begin Data entries
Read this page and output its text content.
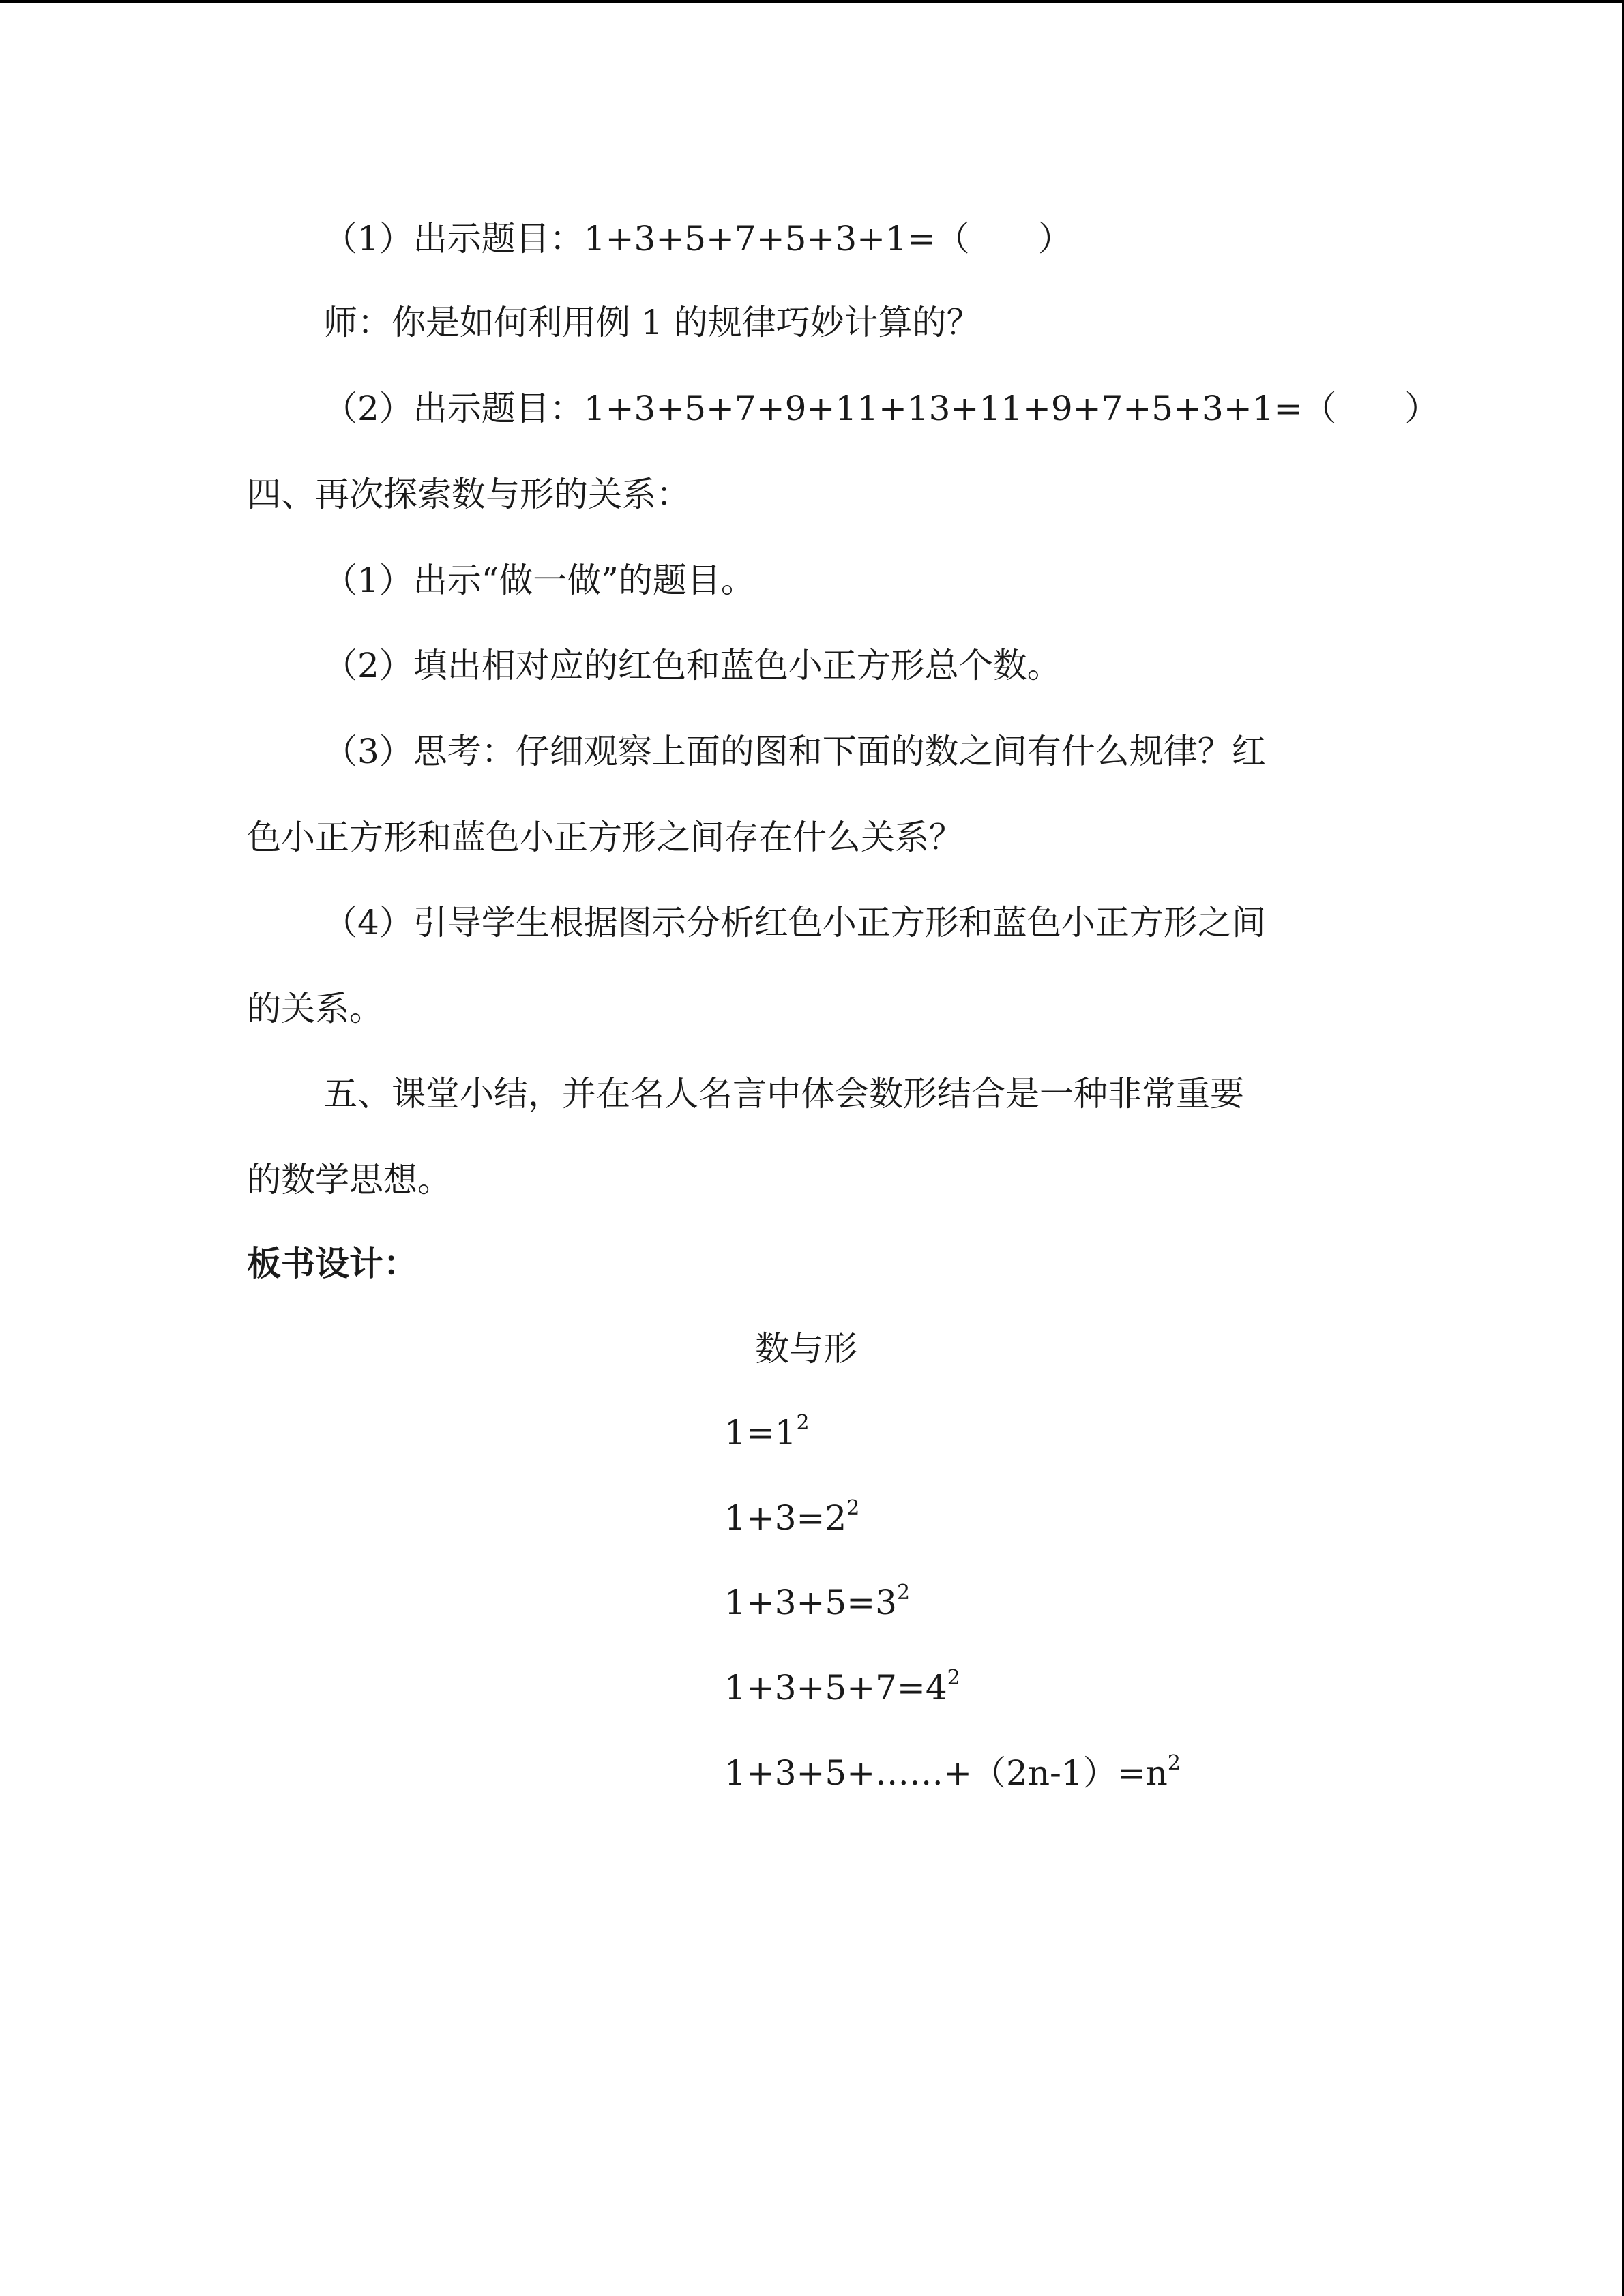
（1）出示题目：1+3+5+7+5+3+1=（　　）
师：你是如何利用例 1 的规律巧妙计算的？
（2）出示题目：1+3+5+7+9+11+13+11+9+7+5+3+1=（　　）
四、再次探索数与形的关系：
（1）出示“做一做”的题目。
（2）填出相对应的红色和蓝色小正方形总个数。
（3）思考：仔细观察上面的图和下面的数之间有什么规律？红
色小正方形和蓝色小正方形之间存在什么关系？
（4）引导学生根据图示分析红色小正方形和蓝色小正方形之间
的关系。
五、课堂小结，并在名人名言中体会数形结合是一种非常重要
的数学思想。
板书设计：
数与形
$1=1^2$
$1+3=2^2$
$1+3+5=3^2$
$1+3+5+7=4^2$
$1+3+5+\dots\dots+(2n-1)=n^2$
end Data entries
_Stated problem:_
The records above need to be given again exactly. Omit the pictures.

_Exercise response:_
Read this page and output its text content.
（1）出示题目：1+3+5+7+5+3+1=（　　）
师：你是如何利用例 1 的规律巧妙计算的？
（2）出示题目：1+3+5+7+9+11+13+11+9+7+5+3+1=（　　）
四、再次探索数与形的关系：
（1）出示“做一做”的题目。
（2）填出相对应的红色和蓝色小正方形总个数。
（3）思考：仔细观察上面的图和下面的数之间有什么规律？红
色小正方形和蓝色小正方形之间存在什么关系？
（4）引导学生根据图示分析红色小正方形和蓝色小正方形之间
的关系。
五、课堂小结，并在名人名言中体会数形结合是一种非常重要
的数学思想。
板书设计：
数与形
$1=1^2$
$1+3=2^2$
$1+3+5=3^2$
$1+3+5+7=4^2$
$1+3+5+\dots\dots+(2n-1)=n^2$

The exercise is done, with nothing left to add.